**SOURCE PASSAGE:**
Ivo’s mother took Ivo and his sisters to her native Honduras, to escape her domestic situtation. During this time, she had an opportunity to return to the states (she has a complicated life story which includes a reversed adoption as a child).  While here, Ivo's father went to Honduras and took the children out of her mother's home and took them back to Belize. 

I believe Ivo's father is - at the core - a good man.  However, with the delivery of a baby over Christmas, his focus is his new family.  He has never made his children accountable to school, and like many parents, use "lashing" as their only form of discipline. He has 2 other daughters too.  One of them is 14 and just had a baby.  She is currently in a girl's home in Belize City.

After a year of work, I finally found a school on the island that would enroll Ivo. Because he has never gone to school, he was too old - at the ripe old age of 9 - to be accepted into most of the schools. Until January 7th, 2013,  Ivo spent his days and nights  in the street.

He is doing well considering he is in an 8-3 structured environment for the first time.  He is currently learning his alphabet and seems to find math  his most natural subject.  Our biggest concern has been his lack of discipline in the classroom.  In addition to an entire lack of education, he has limited language. Also, physicality is his only language for frustration.  God Bless the teacher who is not only teaching her regular class, but is now also having to start at the beginning with Ivo.

I am proud to say, that my former O'Gorman student Jacob Barclay -  now a teacher himself -  is graciously paying for Ivo's education, as there is no public education in Belize.

Ivo runs away a lot. I am not sure if it is because of a lack of food (as he always claims he is hungry) or emotional negligence..However, in is not uncommon for him to knock on doors of some of my friends and an elderly relative on his mother's side.

Since my return to the states, I have found and am in communications with Ivo's mother.  She is living in the US and wants nothing more than for Ivo and his sister Valerie (age 13) to join her.  However, this is a tricky immigration case. 

Please pray for safety and compassion for Ivo and his entire family.  Please pray for patience and guidance for his teachers and the Isla Bonita school. As I continue to work with lawyers to assist in Ivo's and Valerie's most to the states, I ask for your prayers.

**ITEMS:**
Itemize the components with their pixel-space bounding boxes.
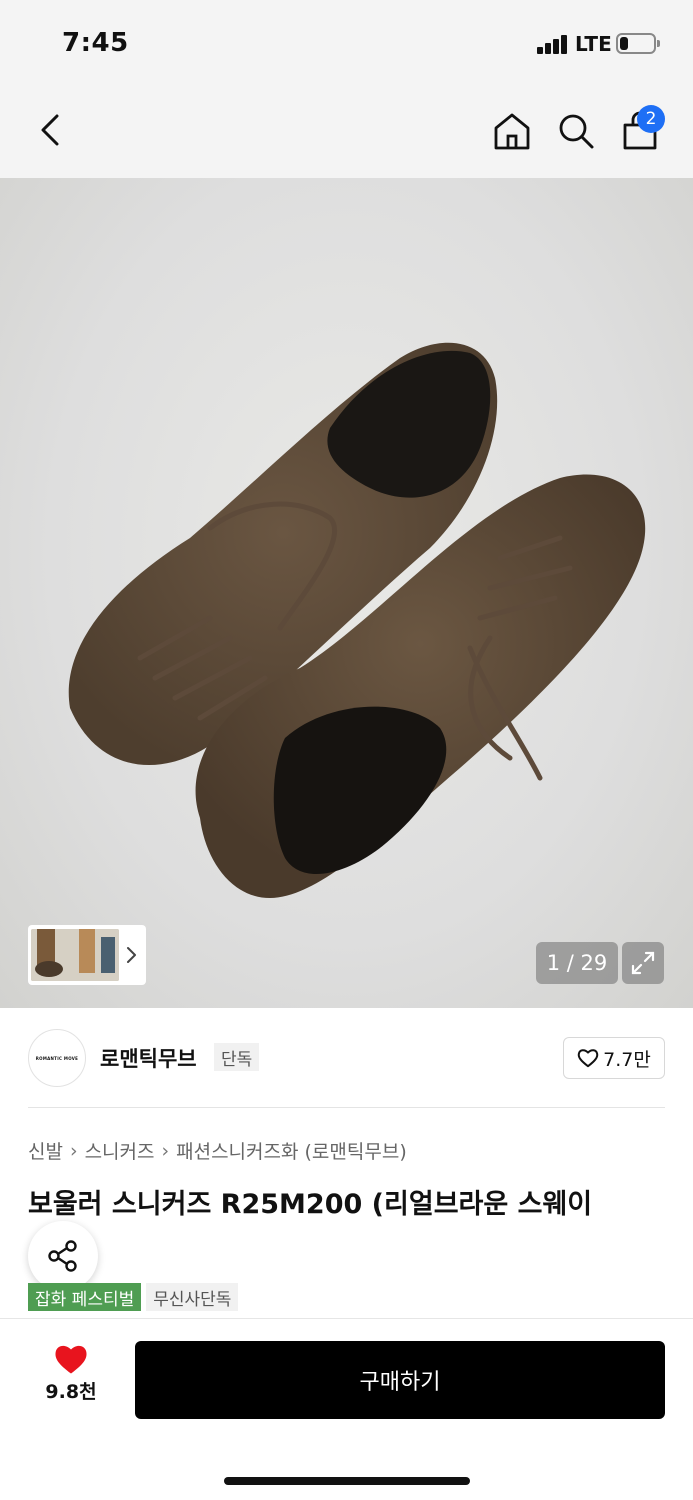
home-button[interactable] [490,108,534,154]
breadcrumb: 신발 › 스니커즈 › 패션스니커즈화 (로맨틱무브) [28,1137,407,1164]
thumbnail-image [31,929,119,981]
share-button[interactable] [28,1221,98,1291]
bottom-action-bar: 9.8천 구매하기 [0,1318,693,1500]
breadcrumb-item-fashion-sneakers[interactable]: 패션스니커즈화 (로맨틱무브) [176,1137,407,1164]
expand-button[interactable] [622,942,664,984]
nav-bar [0,88,693,178]
chevron-right-icon [127,947,136,963]
chevron-right-icon: › [161,1139,170,1162]
breadcrumb-item-sneakers[interactable]: 스니커즈 [85,1137,155,1164]
status-time: 7:45 [62,28,129,58]
chevron-left-icon [41,114,59,146]
brand-like-count: 7.7만 [603,1048,651,1071]
product-tags: 잡화 페스티벌 무신사단독 [28,1283,239,1311]
heart-outline-icon [577,1049,599,1068]
brand-name[interactable]: 로맨틱무브 [100,1043,197,1073]
share-icon [48,1240,77,1272]
exclusive-badge: 단독 [214,1043,260,1071]
battery-icon [616,33,660,54]
heart-filled-icon [55,1345,87,1374]
product-title: 보울러 스니커즈 R25M200 (리얼브라운 스웨이 [28,1189,593,1220]
network-label: LTE [575,32,612,56]
brand-like-button[interactable]: 7.7만 [563,1037,665,1079]
wishlist-count: 9.8천 [45,1381,97,1403]
divider [28,1107,665,1108]
home-icon [494,113,530,150]
signal-icon [537,34,569,54]
exclusive-tag[interactable]: 무신사단독 [146,1283,239,1311]
status-bar: 7:45 LTE [0,0,693,88]
thumbnail-strip[interactable] [28,925,146,985]
chevron-right-icon: › [69,1139,78,1162]
product-photo [68,342,646,898]
festival-tag[interactable]: 잡화 페스티벌 [28,1283,142,1311]
home-indicator [224,1477,470,1485]
buy-button[interactable]: 구매하기 [135,1341,665,1419]
expand-icon [631,951,655,975]
cart-count-badge: 2 [637,105,665,133]
search-button[interactable] [554,108,598,154]
search-icon [559,114,594,149]
back-button[interactable] [30,108,70,152]
wishlist-button[interactable]: 9.8천 [30,1343,112,1413]
image-counter: 1 / 29 [536,942,618,984]
brand-logo-text: ROMANTIC MOVE [35,1055,79,1061]
breadcrumb-item-shoes[interactable]: 신발 [28,1137,63,1164]
brand-row[interactable]: ROMANTIC MOVE 로맨틱무브 단독 7.7만 [0,1008,693,1108]
brand-logo[interactable]: ROMANTIC MOVE [28,1029,86,1087]
product-image[interactable]: 1 / 29 [0,178,693,1008]
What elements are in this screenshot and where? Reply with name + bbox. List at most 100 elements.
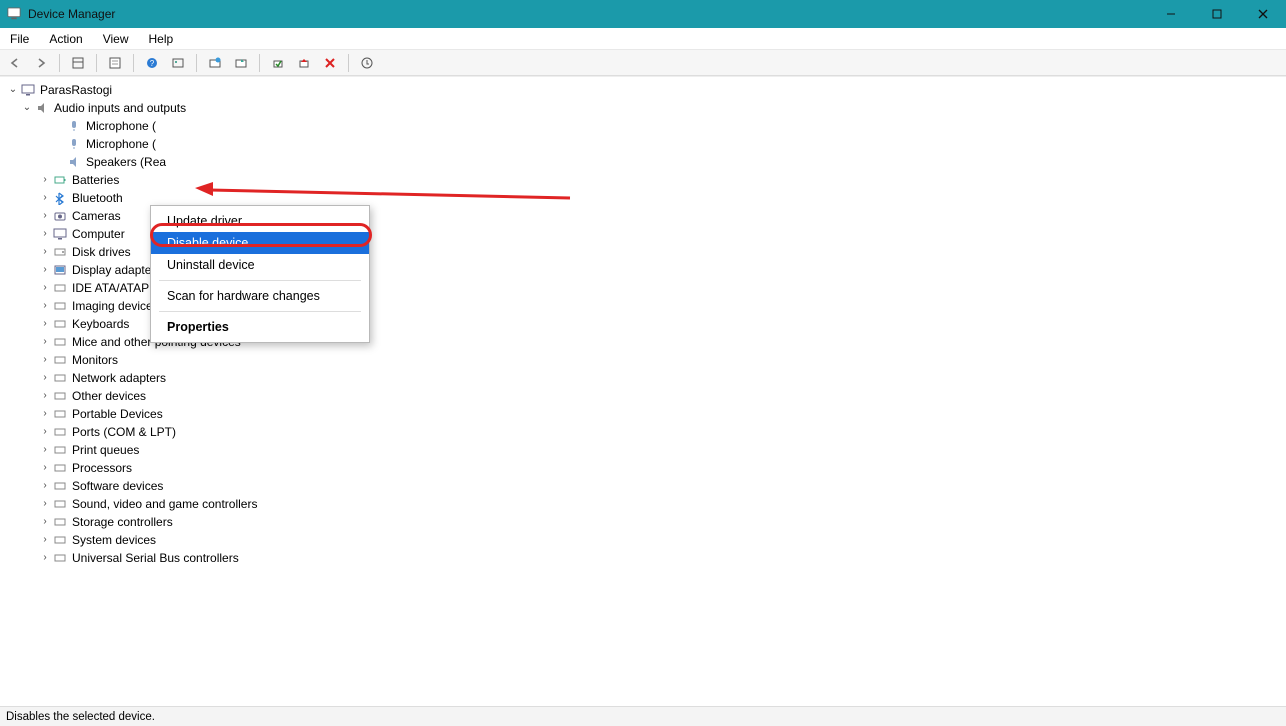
menu-view[interactable]: View bbox=[99, 30, 133, 48]
category-label: Display adapters bbox=[72, 261, 161, 279]
chevron-right-icon[interactable]: › bbox=[38, 387, 52, 405]
forward-button[interactable] bbox=[30, 52, 52, 74]
device-speakers[interactable]: Speakers (Rea bbox=[6, 153, 1284, 171]
menu-help[interactable]: Help bbox=[145, 30, 178, 48]
menu-item-scan-hardware[interactable]: Scan for hardware changes bbox=[151, 285, 369, 307]
device-tree: ⌄ ParasRastogi ⌄ Audio inputs and output… bbox=[0, 76, 1286, 706]
category-icon bbox=[52, 316, 68, 332]
enable-device-button[interactable] bbox=[267, 52, 289, 74]
category-system-devices[interactable]: › System devices bbox=[6, 531, 1284, 549]
category-ports-com-lpt-[interactable]: › Ports (COM & LPT) bbox=[6, 423, 1284, 441]
category-processors[interactable]: › Processors bbox=[6, 459, 1284, 477]
menu-item-properties[interactable]: Properties bbox=[151, 316, 369, 338]
chevron-right-icon[interactable]: › bbox=[38, 189, 52, 207]
category-sound-video-and-game-controllers[interactable]: ›Sound, video and game controllers bbox=[6, 495, 1284, 513]
chevron-right-icon[interactable]: › bbox=[38, 351, 52, 369]
category-icon bbox=[52, 424, 68, 440]
category-label: Universal Serial Bus controllers bbox=[72, 549, 239, 567]
category-label: Imaging devices bbox=[72, 297, 159, 315]
chevron-right-icon[interactable]: › bbox=[38, 477, 52, 495]
category-icon bbox=[52, 406, 68, 422]
menu-file[interactable]: File bbox=[6, 30, 33, 48]
category-label: Monitors bbox=[72, 351, 118, 369]
category-icon bbox=[52, 226, 68, 242]
category-audio[interactable]: ⌄ Audio inputs and outputs bbox=[6, 99, 1284, 117]
chevron-right-icon[interactable]: › bbox=[38, 441, 52, 459]
chevron-right-icon[interactable]: › bbox=[38, 495, 52, 513]
chevron-down-icon[interactable]: ⌄ bbox=[20, 99, 34, 117]
category-other-devices[interactable]: ›Other devices bbox=[6, 387, 1284, 405]
category-print-queues[interactable]: › Print queues bbox=[6, 441, 1284, 459]
maximize-button[interactable] bbox=[1194, 0, 1240, 28]
statusbar: Disables the selected device. bbox=[0, 706, 1286, 726]
chevron-right-icon[interactable]: › bbox=[38, 279, 52, 297]
back-button[interactable] bbox=[4, 52, 26, 74]
chevron-right-icon[interactable]: › bbox=[38, 333, 52, 351]
category-portable-devices[interactable]: ›Portable Devices bbox=[6, 405, 1284, 423]
device-microphone-2[interactable]: Microphone ( bbox=[6, 135, 1284, 153]
close-button[interactable] bbox=[1240, 0, 1286, 28]
category-icon bbox=[52, 208, 68, 224]
category-batteries[interactable]: › Batteries bbox=[6, 171, 1284, 189]
category-label: Network adapters bbox=[72, 369, 166, 387]
category-label: System devices bbox=[72, 531, 156, 549]
menu-item-update-driver[interactable]: Update driver bbox=[151, 210, 369, 232]
chevron-right-icon[interactable]: › bbox=[38, 261, 52, 279]
menu-item-uninstall-device[interactable]: Uninstall device bbox=[151, 254, 369, 276]
category-icon bbox=[52, 478, 68, 494]
chevron-right-icon[interactable]: › bbox=[38, 369, 52, 387]
uninstall-device-button[interactable] bbox=[319, 52, 341, 74]
chevron-right-icon[interactable]: › bbox=[38, 531, 52, 549]
chevron-right-icon[interactable]: › bbox=[38, 405, 52, 423]
mic-icon bbox=[66, 118, 82, 134]
category-label: Processors bbox=[72, 459, 132, 477]
category-icon bbox=[52, 370, 68, 386]
device-label: Microphone ( bbox=[86, 117, 156, 135]
category-icon bbox=[52, 190, 68, 206]
category-icon bbox=[52, 460, 68, 476]
category-label: Batteries bbox=[72, 171, 119, 189]
category-label: Print queues bbox=[72, 441, 139, 459]
disable-device-button[interactable] bbox=[293, 52, 315, 74]
chevron-right-icon[interactable]: › bbox=[38, 315, 52, 333]
chevron-right-icon[interactable]: › bbox=[38, 459, 52, 477]
toolbar: ? bbox=[0, 50, 1286, 76]
category-universal-serial-bus-controllers[interactable]: › Universal Serial Bus controllers bbox=[6, 549, 1284, 567]
minimize-button[interactable] bbox=[1148, 0, 1194, 28]
properties-button[interactable] bbox=[104, 52, 126, 74]
install-legacy-button[interactable] bbox=[356, 52, 378, 74]
titlebar[interactable]: Device Manager bbox=[0, 0, 1286, 28]
show-hide-tree-button[interactable] bbox=[67, 52, 89, 74]
help-button[interactable]: ? bbox=[141, 52, 163, 74]
window-title: Device Manager bbox=[28, 7, 115, 21]
chevron-right-icon[interactable]: › bbox=[38, 297, 52, 315]
category-label: Computer bbox=[72, 225, 125, 243]
category-label: Bluetooth bbox=[72, 189, 123, 207]
category-label: Cameras bbox=[72, 207, 121, 225]
category-software-devices[interactable]: ›Software devices bbox=[6, 477, 1284, 495]
chevron-down-icon[interactable]: ⌄ bbox=[6, 81, 20, 99]
chevron-right-icon[interactable]: › bbox=[38, 171, 52, 189]
category-label: Ports (COM & LPT) bbox=[72, 423, 176, 441]
view-button[interactable] bbox=[167, 52, 189, 74]
chevron-right-icon[interactable]: › bbox=[38, 513, 52, 531]
chevron-right-icon[interactable]: › bbox=[38, 423, 52, 441]
update-driver-button[interactable] bbox=[230, 52, 252, 74]
category-icon bbox=[52, 550, 68, 566]
category-label: Keyboards bbox=[72, 315, 129, 333]
root-node[interactable]: ⌄ ParasRastogi bbox=[6, 81, 1284, 99]
device-label: Microphone ( bbox=[86, 135, 156, 153]
chevron-right-icon[interactable]: › bbox=[38, 207, 52, 225]
chevron-right-icon[interactable]: › bbox=[38, 549, 52, 567]
device-microphone-1[interactable]: Microphone ( bbox=[6, 117, 1284, 135]
menu-separator bbox=[159, 280, 361, 281]
chevron-right-icon[interactable]: › bbox=[38, 225, 52, 243]
category-network-adapters[interactable]: › Network adapters bbox=[6, 369, 1284, 387]
menu-item-disable-device[interactable]: Disable device bbox=[151, 232, 369, 254]
audio-icon bbox=[34, 100, 50, 116]
menu-action[interactable]: Action bbox=[45, 30, 86, 48]
chevron-right-icon[interactable]: › bbox=[38, 243, 52, 261]
category-monitors[interactable]: › Monitors bbox=[6, 351, 1284, 369]
scan-hardware-button[interactable] bbox=[204, 52, 226, 74]
category-storage-controllers[interactable]: ›Storage controllers bbox=[6, 513, 1284, 531]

**WORK INSTRUCTIONS:**
1. Answer these questions using the passage about Ivo:
(a) How old was Ivo when he was judged too old for most of the schools?
(b) Who is paying for Ivo's education?
(c) How old is Ivo's sister Valerie?
2. Can you retype the part of the passage about Ivo starting at "After a year" and ending at "beginning with Ivo.", word for word?

**RESULTS OF THE TASKS:**
1.
(a) He was 9.
(b) Jacob Barclay, a former O'Gorman student who is now a teacher himself.
(c) She is 13.

2.
After a year of work, I finally found a school on the island that would enroll Ivo. Because he has never gone to school, he was too old - at the ripe old age of 9 - to be accepted into most of the schools. Until January 7th, 2013,  Ivo spent his days and nights  in the street.

He is doing well considering he is in an 8-3 structured environment for the first time.  He is currently learning his alphabet and seems to find math  his most natural subject.  Our biggest concern has been his lack of discipline in the classroom.  In addition to an entire lack of education, he has limited language. Also, physicality is his only language for frustration.  God Bless the teacher who is not only teaching her regular class, but is now also having to start at the beginning with Ivo.